What to do:
Start at the line containing "slice-label-white: White 44%" and stop after the line containing "leader-lines <box>654 189 903 383</box>" in the items below, and write those lines out again with "donut-slice-black" changed to "donut-segment-black" and nothing else altered.

Material:
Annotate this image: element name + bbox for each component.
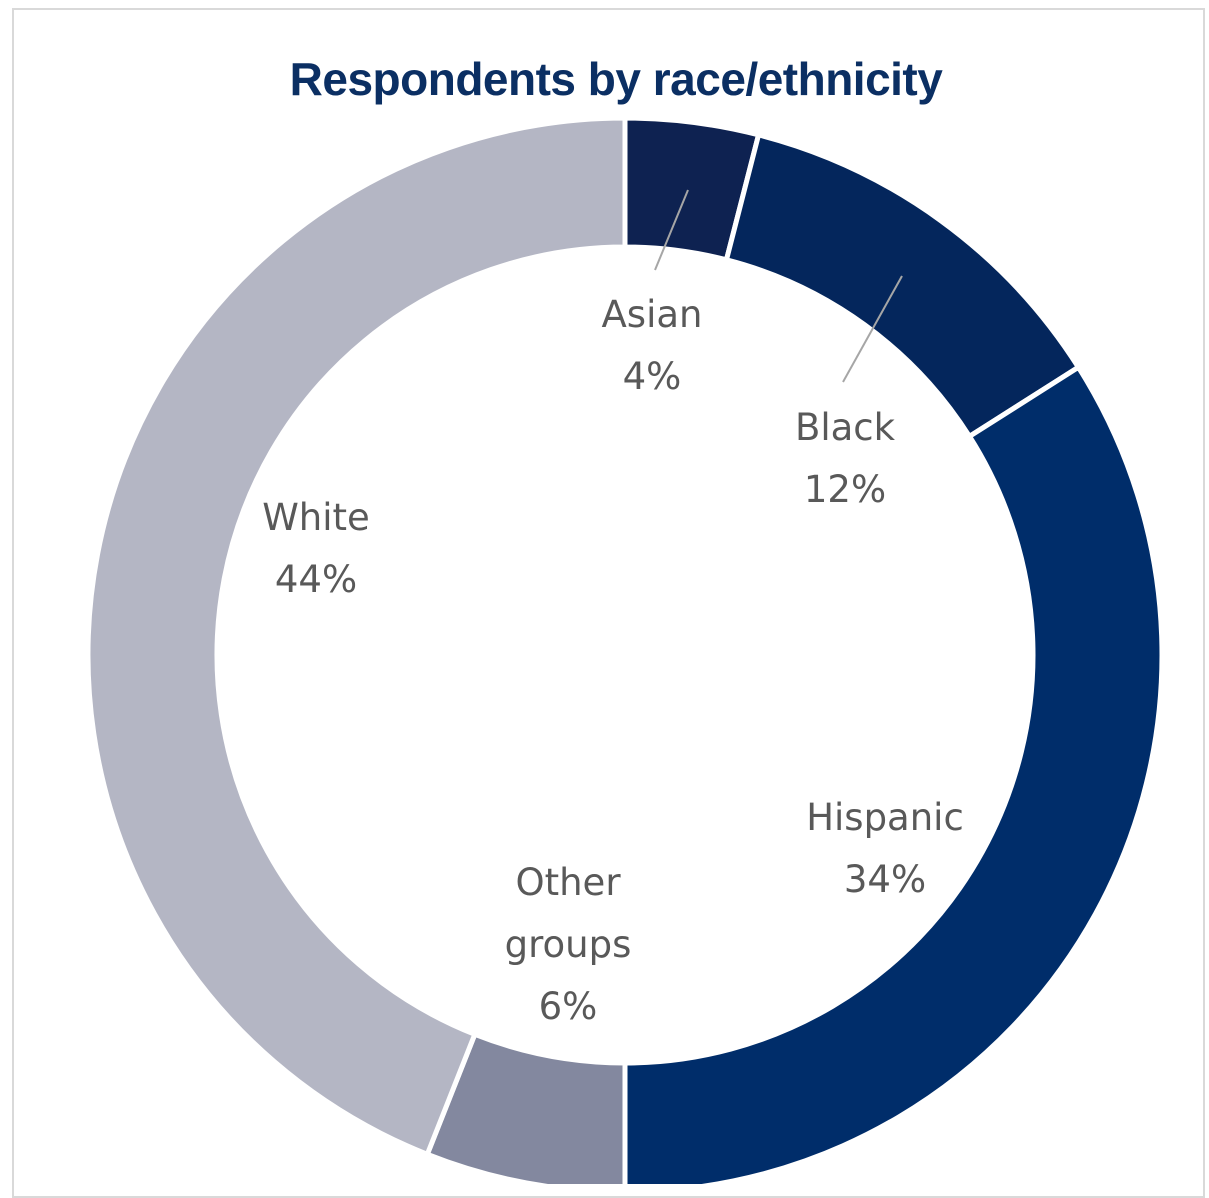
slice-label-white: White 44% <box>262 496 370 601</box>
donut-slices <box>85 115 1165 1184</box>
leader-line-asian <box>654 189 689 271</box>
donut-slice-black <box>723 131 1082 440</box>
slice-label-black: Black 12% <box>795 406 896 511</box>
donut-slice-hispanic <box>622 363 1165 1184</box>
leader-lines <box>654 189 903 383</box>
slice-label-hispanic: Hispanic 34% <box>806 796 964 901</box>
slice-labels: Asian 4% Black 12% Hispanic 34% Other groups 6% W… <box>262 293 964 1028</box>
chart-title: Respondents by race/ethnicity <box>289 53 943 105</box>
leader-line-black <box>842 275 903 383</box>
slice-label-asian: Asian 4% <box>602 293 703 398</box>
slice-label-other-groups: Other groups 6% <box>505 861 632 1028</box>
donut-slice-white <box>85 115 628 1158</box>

...

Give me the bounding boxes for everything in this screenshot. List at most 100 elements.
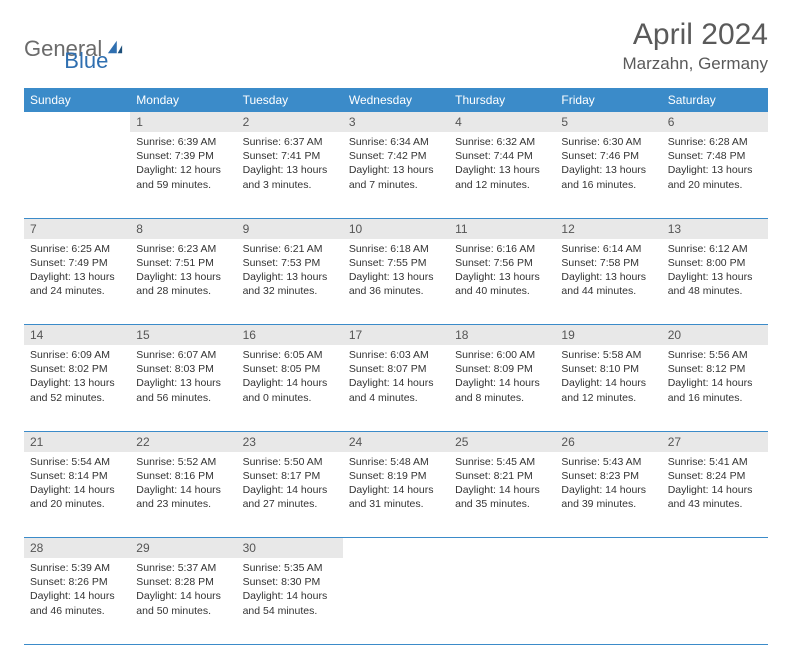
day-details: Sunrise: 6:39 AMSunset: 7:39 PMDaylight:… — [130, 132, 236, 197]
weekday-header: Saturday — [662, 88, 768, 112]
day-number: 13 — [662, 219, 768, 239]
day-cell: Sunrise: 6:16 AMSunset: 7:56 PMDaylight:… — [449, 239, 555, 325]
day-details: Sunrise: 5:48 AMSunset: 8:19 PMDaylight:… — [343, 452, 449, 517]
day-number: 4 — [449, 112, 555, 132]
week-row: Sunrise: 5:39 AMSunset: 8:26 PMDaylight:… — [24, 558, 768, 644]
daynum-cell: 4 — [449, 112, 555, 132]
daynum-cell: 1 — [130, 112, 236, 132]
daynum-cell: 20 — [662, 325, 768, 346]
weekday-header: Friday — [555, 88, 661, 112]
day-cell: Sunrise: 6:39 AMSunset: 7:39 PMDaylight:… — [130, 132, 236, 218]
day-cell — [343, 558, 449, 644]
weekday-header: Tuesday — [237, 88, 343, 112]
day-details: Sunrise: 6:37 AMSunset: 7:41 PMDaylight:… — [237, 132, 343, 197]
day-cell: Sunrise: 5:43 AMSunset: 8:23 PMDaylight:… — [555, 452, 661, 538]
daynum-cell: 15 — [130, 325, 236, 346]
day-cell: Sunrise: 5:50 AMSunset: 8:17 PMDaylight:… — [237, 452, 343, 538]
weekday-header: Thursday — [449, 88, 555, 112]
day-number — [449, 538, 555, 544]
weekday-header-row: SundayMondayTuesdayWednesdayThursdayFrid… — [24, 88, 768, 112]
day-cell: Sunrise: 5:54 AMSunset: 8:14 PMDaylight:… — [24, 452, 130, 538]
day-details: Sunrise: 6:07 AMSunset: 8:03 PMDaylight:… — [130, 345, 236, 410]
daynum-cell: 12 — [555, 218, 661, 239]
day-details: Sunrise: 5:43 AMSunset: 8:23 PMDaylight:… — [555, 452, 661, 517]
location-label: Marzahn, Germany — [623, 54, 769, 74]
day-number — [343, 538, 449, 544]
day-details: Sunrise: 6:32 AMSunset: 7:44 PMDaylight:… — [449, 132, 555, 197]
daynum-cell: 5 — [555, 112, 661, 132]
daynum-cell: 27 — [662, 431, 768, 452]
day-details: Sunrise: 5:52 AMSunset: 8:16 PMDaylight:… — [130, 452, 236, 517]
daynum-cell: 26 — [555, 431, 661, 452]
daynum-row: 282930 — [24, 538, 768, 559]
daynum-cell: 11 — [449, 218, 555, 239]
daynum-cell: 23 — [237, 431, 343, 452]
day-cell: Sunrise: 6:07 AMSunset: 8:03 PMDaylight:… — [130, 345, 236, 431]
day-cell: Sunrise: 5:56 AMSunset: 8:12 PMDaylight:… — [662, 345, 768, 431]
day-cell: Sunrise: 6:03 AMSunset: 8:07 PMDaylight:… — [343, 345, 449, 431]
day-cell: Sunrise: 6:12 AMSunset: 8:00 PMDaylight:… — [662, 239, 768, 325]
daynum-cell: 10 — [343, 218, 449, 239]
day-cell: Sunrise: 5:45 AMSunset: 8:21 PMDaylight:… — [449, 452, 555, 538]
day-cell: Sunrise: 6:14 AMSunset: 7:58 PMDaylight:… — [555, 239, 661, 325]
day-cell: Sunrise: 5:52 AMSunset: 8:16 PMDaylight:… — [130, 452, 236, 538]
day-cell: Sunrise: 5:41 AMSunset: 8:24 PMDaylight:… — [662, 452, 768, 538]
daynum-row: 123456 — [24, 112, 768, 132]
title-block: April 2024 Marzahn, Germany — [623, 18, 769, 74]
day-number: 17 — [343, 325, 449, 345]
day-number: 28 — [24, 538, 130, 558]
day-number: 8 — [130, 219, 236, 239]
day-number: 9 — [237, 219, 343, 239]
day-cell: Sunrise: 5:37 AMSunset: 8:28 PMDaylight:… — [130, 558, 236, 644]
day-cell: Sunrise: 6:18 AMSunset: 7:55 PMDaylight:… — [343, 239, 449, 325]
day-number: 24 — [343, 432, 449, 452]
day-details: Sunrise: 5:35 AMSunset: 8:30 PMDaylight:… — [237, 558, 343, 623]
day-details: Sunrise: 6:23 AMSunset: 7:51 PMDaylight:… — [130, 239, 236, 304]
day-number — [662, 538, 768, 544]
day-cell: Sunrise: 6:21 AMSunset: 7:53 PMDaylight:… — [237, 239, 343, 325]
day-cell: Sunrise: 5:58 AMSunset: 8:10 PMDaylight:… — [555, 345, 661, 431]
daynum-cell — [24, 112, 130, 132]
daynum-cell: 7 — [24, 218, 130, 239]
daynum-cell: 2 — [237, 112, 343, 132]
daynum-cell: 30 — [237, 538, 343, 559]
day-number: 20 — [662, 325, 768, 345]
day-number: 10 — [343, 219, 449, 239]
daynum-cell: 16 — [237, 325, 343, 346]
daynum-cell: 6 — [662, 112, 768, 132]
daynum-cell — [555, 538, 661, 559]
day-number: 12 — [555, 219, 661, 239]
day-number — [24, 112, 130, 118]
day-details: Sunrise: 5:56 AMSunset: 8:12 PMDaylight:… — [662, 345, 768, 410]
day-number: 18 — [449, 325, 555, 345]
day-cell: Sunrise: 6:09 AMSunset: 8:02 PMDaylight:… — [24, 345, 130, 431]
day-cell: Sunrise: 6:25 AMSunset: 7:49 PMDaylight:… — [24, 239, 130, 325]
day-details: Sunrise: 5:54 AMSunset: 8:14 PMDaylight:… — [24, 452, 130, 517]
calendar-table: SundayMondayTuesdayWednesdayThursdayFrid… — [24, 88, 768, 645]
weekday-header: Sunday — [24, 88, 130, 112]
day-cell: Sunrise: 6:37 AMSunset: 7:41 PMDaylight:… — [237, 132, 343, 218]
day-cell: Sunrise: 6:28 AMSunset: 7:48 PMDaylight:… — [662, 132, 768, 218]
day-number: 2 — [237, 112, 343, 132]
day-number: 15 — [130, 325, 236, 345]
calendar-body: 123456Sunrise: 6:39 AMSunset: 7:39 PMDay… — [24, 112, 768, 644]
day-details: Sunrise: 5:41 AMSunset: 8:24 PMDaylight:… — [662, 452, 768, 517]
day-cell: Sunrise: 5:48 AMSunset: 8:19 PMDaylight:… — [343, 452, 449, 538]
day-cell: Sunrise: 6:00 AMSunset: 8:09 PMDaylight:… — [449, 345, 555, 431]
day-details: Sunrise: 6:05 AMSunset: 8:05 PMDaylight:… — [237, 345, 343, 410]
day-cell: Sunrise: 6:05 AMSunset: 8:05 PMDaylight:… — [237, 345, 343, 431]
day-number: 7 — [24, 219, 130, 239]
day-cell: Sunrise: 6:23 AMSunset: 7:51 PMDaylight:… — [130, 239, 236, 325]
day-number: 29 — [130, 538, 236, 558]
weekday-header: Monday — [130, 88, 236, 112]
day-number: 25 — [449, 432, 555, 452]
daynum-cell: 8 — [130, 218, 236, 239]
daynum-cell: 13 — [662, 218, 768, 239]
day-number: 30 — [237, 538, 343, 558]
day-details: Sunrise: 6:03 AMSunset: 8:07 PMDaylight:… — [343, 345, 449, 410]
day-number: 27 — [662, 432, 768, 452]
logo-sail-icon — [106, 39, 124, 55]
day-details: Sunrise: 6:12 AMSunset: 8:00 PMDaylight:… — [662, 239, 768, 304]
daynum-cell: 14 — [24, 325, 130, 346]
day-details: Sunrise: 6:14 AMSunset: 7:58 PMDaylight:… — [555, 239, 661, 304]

Response to this exercise:
slice-label-white: White 44% <box>262 496 370 601</box>
donut-slices <box>85 115 1165 1184</box>
leader-line-asian <box>654 189 689 271</box>
donut-segment-black <box>723 131 1082 440</box>
slice-label-black: Black 12% <box>795 406 896 511</box>
donut-slice-hispanic <box>622 363 1165 1184</box>
leader-lines <box>654 189 903 383</box>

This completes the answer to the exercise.